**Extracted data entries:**
___

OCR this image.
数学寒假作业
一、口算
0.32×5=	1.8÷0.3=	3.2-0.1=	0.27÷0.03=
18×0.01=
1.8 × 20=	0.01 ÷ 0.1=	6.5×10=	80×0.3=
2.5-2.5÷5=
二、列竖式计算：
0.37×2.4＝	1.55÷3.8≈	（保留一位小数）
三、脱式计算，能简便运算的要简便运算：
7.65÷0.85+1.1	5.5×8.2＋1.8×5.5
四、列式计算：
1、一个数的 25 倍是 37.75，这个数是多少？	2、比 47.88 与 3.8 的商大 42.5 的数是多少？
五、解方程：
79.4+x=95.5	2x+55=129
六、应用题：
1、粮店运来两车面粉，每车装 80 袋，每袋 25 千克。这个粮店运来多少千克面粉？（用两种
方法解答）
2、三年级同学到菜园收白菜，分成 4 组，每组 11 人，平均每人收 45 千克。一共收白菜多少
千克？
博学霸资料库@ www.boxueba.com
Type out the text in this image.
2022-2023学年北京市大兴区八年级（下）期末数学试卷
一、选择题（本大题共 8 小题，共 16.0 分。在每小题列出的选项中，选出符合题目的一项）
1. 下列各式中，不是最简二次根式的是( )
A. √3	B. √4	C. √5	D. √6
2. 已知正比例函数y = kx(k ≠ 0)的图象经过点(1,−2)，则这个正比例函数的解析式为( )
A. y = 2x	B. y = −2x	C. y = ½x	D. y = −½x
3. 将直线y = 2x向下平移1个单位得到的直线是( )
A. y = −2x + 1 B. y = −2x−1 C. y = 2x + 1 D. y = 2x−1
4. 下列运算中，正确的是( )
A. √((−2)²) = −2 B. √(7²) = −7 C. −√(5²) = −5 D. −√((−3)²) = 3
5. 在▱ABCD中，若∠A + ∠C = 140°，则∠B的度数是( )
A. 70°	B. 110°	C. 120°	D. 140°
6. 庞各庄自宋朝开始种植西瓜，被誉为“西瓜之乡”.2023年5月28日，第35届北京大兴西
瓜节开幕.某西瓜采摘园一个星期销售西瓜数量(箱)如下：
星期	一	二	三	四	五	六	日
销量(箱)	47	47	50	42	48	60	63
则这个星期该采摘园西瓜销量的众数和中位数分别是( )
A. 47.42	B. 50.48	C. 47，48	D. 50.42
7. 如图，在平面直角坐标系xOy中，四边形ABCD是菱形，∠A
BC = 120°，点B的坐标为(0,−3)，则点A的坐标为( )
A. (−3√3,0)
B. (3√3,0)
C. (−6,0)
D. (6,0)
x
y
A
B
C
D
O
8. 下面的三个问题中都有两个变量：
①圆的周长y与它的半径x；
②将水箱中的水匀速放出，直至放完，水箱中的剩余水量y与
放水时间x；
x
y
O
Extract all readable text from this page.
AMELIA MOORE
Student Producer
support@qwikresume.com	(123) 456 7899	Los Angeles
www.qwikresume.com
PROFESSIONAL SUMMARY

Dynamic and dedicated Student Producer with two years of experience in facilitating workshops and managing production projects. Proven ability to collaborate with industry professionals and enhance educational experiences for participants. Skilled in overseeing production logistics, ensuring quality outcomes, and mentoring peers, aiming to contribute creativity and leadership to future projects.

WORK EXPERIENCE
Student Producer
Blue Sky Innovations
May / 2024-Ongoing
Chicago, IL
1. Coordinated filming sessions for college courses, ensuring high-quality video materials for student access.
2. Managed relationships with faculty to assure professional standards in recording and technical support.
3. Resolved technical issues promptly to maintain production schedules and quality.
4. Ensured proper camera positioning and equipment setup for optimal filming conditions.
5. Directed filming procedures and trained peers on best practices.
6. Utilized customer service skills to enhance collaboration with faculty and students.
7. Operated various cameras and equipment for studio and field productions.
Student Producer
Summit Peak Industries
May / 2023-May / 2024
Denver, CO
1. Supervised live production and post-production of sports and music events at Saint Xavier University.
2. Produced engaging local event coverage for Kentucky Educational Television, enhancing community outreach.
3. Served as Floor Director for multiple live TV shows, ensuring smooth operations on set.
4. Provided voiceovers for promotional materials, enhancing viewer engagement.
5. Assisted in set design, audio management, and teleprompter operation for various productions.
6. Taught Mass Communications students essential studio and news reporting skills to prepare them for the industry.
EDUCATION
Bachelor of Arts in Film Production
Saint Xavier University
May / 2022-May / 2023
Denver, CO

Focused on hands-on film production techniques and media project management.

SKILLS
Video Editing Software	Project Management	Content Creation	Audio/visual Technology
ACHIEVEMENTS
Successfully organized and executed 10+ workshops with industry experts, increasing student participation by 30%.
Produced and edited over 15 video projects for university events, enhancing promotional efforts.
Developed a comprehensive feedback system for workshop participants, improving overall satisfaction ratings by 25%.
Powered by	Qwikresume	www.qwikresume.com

___

**Given request:** Using the material above, print every entry exactly as written.

**Expected answer:**
OCR this image.
数学寒假作业
一、口算
0.32×5=	1.8÷0.3=	3.2-0.1=	0.27÷0.03=
18×0.01=
1.8 × 20=	0.01 ÷ 0.1=	6.5×10=	80×0.3=
2.5-2.5÷5=
二、列竖式计算：
0.37×2.4＝	1.55÷3.8≈	（保留一位小数）
三、脱式计算，能简便运算的要简便运算：
7.65÷0.85+1.1	5.5×8.2＋1.8×5.5
四、列式计算：
1、一个数的 25 倍是 37.75，这个数是多少？	2、比 47.88 与 3.8 的商大 42.5 的数是多少？
五、解方程：
79.4+x=95.5	2x+55=129
六、应用题：
1、粮店运来两车面粉，每车装 80 袋，每袋 25 千克。这个粮店运来多少千克面粉？（用两种
方法解答）
2、三年级同学到菜园收白菜，分成 4 组，每组 11 人，平均每人收 45 千克。一共收白菜多少
千克？
博学霸资料库@ www.boxueba.com
Type out the text in this image.
2022-2023学年北京市大兴区八年级（下）期末数学试卷
一、选择题（本大题共 8 小题，共 16.0 分。在每小题列出的选项中，选出符合题目的一项）
1. 下列各式中，不是最简二次根式的是( )
A. √3	B. √4	C. √5	D. √6
2. 已知正比例函数y = kx(k ≠ 0)的图象经过点(1,−2)，则这个正比例函数的解析式为( )
A. y = 2x	B. y = −2x	C. y = ½x	D. y = −½x
3. 将直线y = 2x向下平移1个单位得到的直线是( )
A. y = −2x + 1 B. y = −2x−1 C. y = 2x + 1 D. y = 2x−1
4. 下列运算中，正确的是( )
A. √((−2)²) = −2 B. √(7²) = −7 C. −√(5²) = −5 D. −√((−3)²) = 3
5. 在▱ABCD中，若∠A + ∠C = 140°，则∠B的度数是( )
A. 70°	B. 110°	C. 120°	D. 140°
6. 庞各庄自宋朝开始种植西瓜，被誉为“西瓜之乡”.2023年5月28日，第35届北京大兴西
瓜节开幕.某西瓜采摘园一个星期销售西瓜数量(箱)如下：
星期	一	二	三	四	五	六	日
销量(箱)	47	47	50	42	48	60	63
则这个星期该采摘园西瓜销量的众数和中位数分别是( )
A. 47.42	B. 50.48	C. 47，48	D. 50.42
7. 如图，在平面直角坐标系xOy中，四边形ABCD是菱形，∠A
BC = 120°，点B的坐标为(0,−3)，则点A的坐标为( )
A. (−3√3,0)
B. (3√3,0)
C. (−6,0)
D. (6,0)
x
y
A
B
C
D
O
8. 下面的三个问题中都有两个变量：
①圆的周长y与它的半径x；
②将水箱中的水匀速放出，直至放完，水箱中的剩余水量y与
放水时间x；
x
y
O
Extract all readable text from this page.
AMELIA MOORE
Student Producer
support@qwikresume.com	(123) 456 7899	Los Angeles
www.qwikresume.com
PROFESSIONAL SUMMARY

Dynamic and dedicated Student Producer with two years of experience in facilitating workshops and managing production projects. Proven ability to collaborate with industry professionals and enhance educational experiences for participants. Skilled in overseeing production logistics, ensuring quality outcomes, and mentoring peers, aiming to contribute creativity and leadership to future projects.

WORK EXPERIENCE
Student Producer
Blue Sky Innovations
May / 2024-Ongoing
Chicago, IL
1. Coordinated filming sessions for college courses, ensuring high-quality video materials for student access.
2. Managed relationships with faculty to assure professional standards in recording and technical support.
3. Resolved technical issues promptly to maintain production schedules and quality.
4. Ensured proper camera positioning and equipment setup for optimal filming conditions.
5. Directed filming procedures and trained peers on best practices.
6. Utilized customer service skills to enhance collaboration with faculty and students.
7. Operated various cameras and equipment for studio and field productions.
Student Producer
Summit Peak Industries
May / 2023-May / 2024
Denver, CO
1. Supervised live production and post-production of sports and music events at Saint Xavier University.
2. Produced engaging local event coverage for Kentucky Educational Television, enhancing community outreach.
3. Served as Floor Director for multiple live TV shows, ensuring smooth operations on set.
4. Provided voiceovers for promotional materials, enhancing viewer engagement.
5. Assisted in set design, audio management, and teleprompter operation for various productions.
6. Taught Mass Communications students essential studio and news reporting skills to prepare them for the industry.
EDUCATION
Bachelor of Arts in Film Production
Saint Xavier University
May / 2022-May / 2023
Denver, CO

Focused on hands-on film production techniques and media project management.

SKILLS
Video Editing Software	Project Management	Content Creation	Audio/visual Technology
ACHIEVEMENTS
Successfully organized and executed 10+ workshops with industry experts, increasing student participation by 30%.
Produced and edited over 15 video projects for university events, enhancing promotional efforts.
Developed a comprehensive feedback system for workshop participants, improving overall satisfaction ratings by 25%.
Powered by	Qwikresume	www.qwikresume.com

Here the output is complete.